-- START --

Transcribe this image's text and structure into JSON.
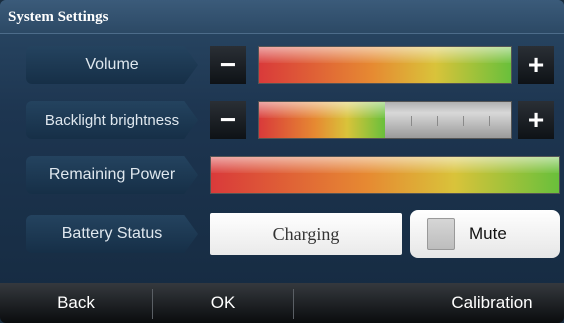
{
  "window": {
    "title": "System Settings"
  },
  "volume": {
    "label": "Volume",
    "minus": "−",
    "plus": "+",
    "level": 1.0
  },
  "backlight": {
    "label": "Backlight brightness",
    "minus": "−",
    "plus": "+",
    "level": 0.5
  },
  "power": {
    "label": "Remaining Power",
    "level": 1.0
  },
  "battery": {
    "label": "Battery Status",
    "value": "Charging"
  },
  "mute": {
    "label": "Mute",
    "checked": false
  },
  "bottom": {
    "back": "Back",
    "ok": "OK",
    "calibration": "Calibration"
  },
  "colors": {
    "accent_red": "#d93a3a",
    "accent_green": "#69c03b",
    "bar_bg": "#1d3550"
  }
}
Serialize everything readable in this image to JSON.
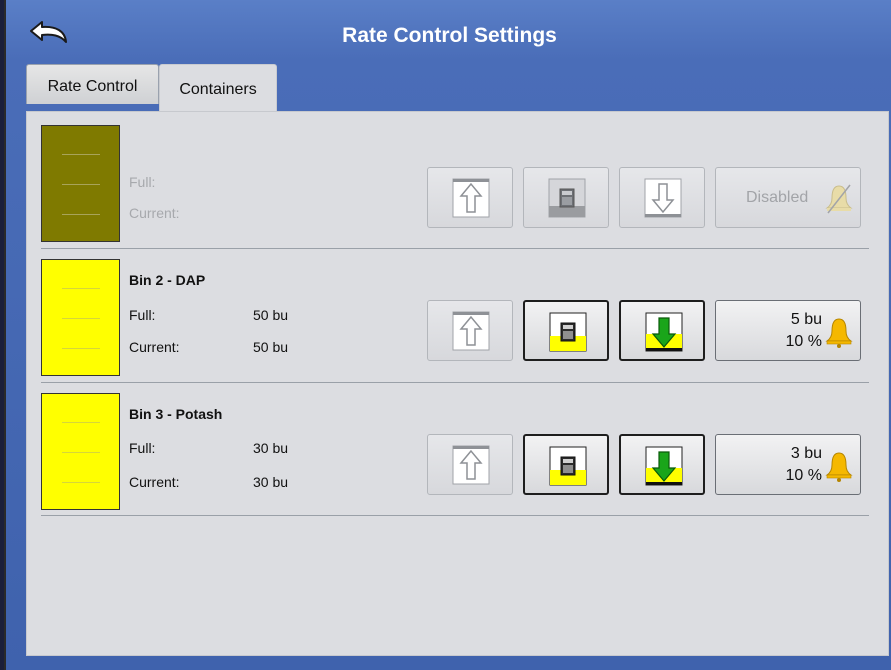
{
  "header": {
    "title": "Rate Control Settings"
  },
  "tabs": [
    {
      "label": "Rate Control"
    },
    {
      "label": "Containers"
    }
  ],
  "bins": [
    {
      "name": "",
      "full_label": "Full:",
      "full_value": "",
      "current_label": "Current:",
      "current_value": "",
      "color": "#7f7a00",
      "alarm": {
        "status": "Disabled"
      }
    },
    {
      "name": "Bin 2 - DAP",
      "full_label": "Full:",
      "full_value": "50 bu",
      "current_label": "Current:",
      "current_value": "50 bu",
      "color": "#ffff00",
      "alarm": {
        "amount": "5 bu",
        "percent": "10 %"
      }
    },
    {
      "name": "Bin 3 - Potash",
      "full_label": "Full:",
      "full_value": "30 bu",
      "current_label": "Current:",
      "current_value": "30 bu",
      "color": "#ffff00",
      "alarm": {
        "amount": "3 bu",
        "percent": "10 %"
      }
    }
  ],
  "colors": {
    "title_bar": "#4a6db8",
    "panel": "#dcdde1",
    "fill_arrow": "#1aa51a",
    "bell": "#f5b800"
  }
}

-- END --

### [EXERCISE TASK]
Using the records above, retype everything exactly except the pictures.

### [RESPONSE BELOW]
Transcribe this image's text and structure into JSON.
{
  "window": {
    "title": "System Settings"
  },
  "volume": {
    "label": "Volume",
    "minus": "−",
    "plus": "+",
    "level": 1.0
  },
  "backlight": {
    "label": "Backlight brightness",
    "minus": "−",
    "plus": "+",
    "level": 0.5
  },
  "power": {
    "label": "Remaining Power",
    "level": 1.0
  },
  "battery": {
    "label": "Battery Status",
    "value": "Charging"
  },
  "mute": {
    "label": "Mute",
    "checked": false
  },
  "bottom": {
    "back": "Back",
    "ok": "OK",
    "calibration": "Calibration"
  },
  "colors": {
    "accent_red": "#d93a3a",
    "accent_green": "#69c03b",
    "bar_bg": "#1d3550"
  }
}
Serialize everything readable in this image to JSON.
{
  "header": {
    "title": "Rate Control Settings"
  },
  "tabs": [
    {
      "label": "Rate Control"
    },
    {
      "label": "Containers"
    }
  ],
  "bins": [
    {
      "name": "",
      "full_label": "Full:",
      "full_value": "",
      "current_label": "Current:",
      "current_value": "",
      "color": "#7f7a00",
      "alarm": {
        "status": "Disabled"
      }
    },
    {
      "name": "Bin 2 - DAP",
      "full_label": "Full:",
      "full_value": "50 bu",
      "current_label": "Current:",
      "current_value": "50 bu",
      "color": "#ffff00",
      "alarm": {
        "amount": "5 bu",
        "percent": "10 %"
      }
    },
    {
      "name": "Bin 3 - Potash",
      "full_label": "Full:",
      "full_value": "30 bu",
      "current_label": "Current:",
      "current_value": "30 bu",
      "color": "#ffff00",
      "alarm": {
        "amount": "3 bu",
        "percent": "10 %"
      }
    }
  ],
  "colors": {
    "title_bar": "#4a6db8",
    "panel": "#dcdde1",
    "fill_arrow": "#1aa51a",
    "bell": "#f5b800"
  }
}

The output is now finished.